-- Extracted information start --
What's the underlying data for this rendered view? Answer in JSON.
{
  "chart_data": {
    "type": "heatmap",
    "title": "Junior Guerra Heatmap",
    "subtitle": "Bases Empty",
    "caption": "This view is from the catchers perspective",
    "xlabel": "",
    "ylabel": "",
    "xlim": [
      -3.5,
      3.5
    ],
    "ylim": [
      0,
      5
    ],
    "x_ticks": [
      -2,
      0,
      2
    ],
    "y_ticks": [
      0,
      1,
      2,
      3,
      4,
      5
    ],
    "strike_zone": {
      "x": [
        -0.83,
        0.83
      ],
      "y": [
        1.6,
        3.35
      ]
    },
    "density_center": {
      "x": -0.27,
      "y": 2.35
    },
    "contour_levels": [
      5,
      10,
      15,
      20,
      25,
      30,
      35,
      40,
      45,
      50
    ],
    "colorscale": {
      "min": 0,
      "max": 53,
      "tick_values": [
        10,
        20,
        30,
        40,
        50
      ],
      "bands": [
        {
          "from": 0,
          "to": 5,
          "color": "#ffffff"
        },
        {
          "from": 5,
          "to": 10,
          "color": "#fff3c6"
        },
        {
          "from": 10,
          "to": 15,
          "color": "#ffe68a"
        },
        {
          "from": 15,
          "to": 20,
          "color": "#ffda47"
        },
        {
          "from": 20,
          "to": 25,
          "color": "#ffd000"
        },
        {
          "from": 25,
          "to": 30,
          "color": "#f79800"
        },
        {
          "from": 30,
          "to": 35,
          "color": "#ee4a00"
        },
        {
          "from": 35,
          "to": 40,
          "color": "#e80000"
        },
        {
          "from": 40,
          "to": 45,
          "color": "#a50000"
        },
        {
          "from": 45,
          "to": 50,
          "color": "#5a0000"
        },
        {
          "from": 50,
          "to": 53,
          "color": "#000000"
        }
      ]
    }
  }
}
-- Extracted information end --
[What you will do] Return every entry verbatim.

[Task result]
What's the underlying data for this rendered view? Answer in JSON.
{
  "chart_data": {
    "type": "heatmap",
    "title": "Junior Guerra Heatmap",
    "subtitle": "Bases Empty",
    "caption": "This view is from the catchers perspective",
    "xlabel": "",
    "ylabel": "",
    "xlim": [
      -3.5,
      3.5
    ],
    "ylim": [
      0,
      5
    ],
    "x_ticks": [
      -2,
      0,
      2
    ],
    "y_ticks": [
      0,
      1,
      2,
      3,
      4,
      5
    ],
    "strike_zone": {
      "x": [
        -0.83,
        0.83
      ],
      "y": [
        1.6,
        3.35
      ]
    },
    "density_center": {
      "x": -0.27,
      "y": 2.35
    },
    "contour_levels": [
      5,
      10,
      15,
      20,
      25,
      30,
      35,
      40,
      45,
      50
    ],
    "colorscale": {
      "min": 0,
      "max": 53,
      "tick_values": [
        10,
        20,
        30,
        40,
        50
      ],
      "bands": [
        {
          "from": 0,
          "to": 5,
          "color": "#ffffff"
        },
        {
          "from": 5,
          "to": 10,
          "color": "#fff3c6"
        },
        {
          "from": 10,
          "to": 15,
          "color": "#ffe68a"
        },
        {
          "from": 15,
          "to": 20,
          "color": "#ffda47"
        },
        {
          "from": 20,
          "to": 25,
          "color": "#ffd000"
        },
        {
          "from": 25,
          "to": 30,
          "color": "#f79800"
        },
        {
          "from": 30,
          "to": 35,
          "color": "#ee4a00"
        },
        {
          "from": 35,
          "to": 40,
          "color": "#e80000"
        },
        {
          "from": 40,
          "to": 45,
          "color": "#a50000"
        },
        {
          "from": 45,
          "to": 50,
          "color": "#5a0000"
        },
        {
          "from": 50,
          "to": 53,
          "color": "#000000"
        }
      ]
    }
  }
}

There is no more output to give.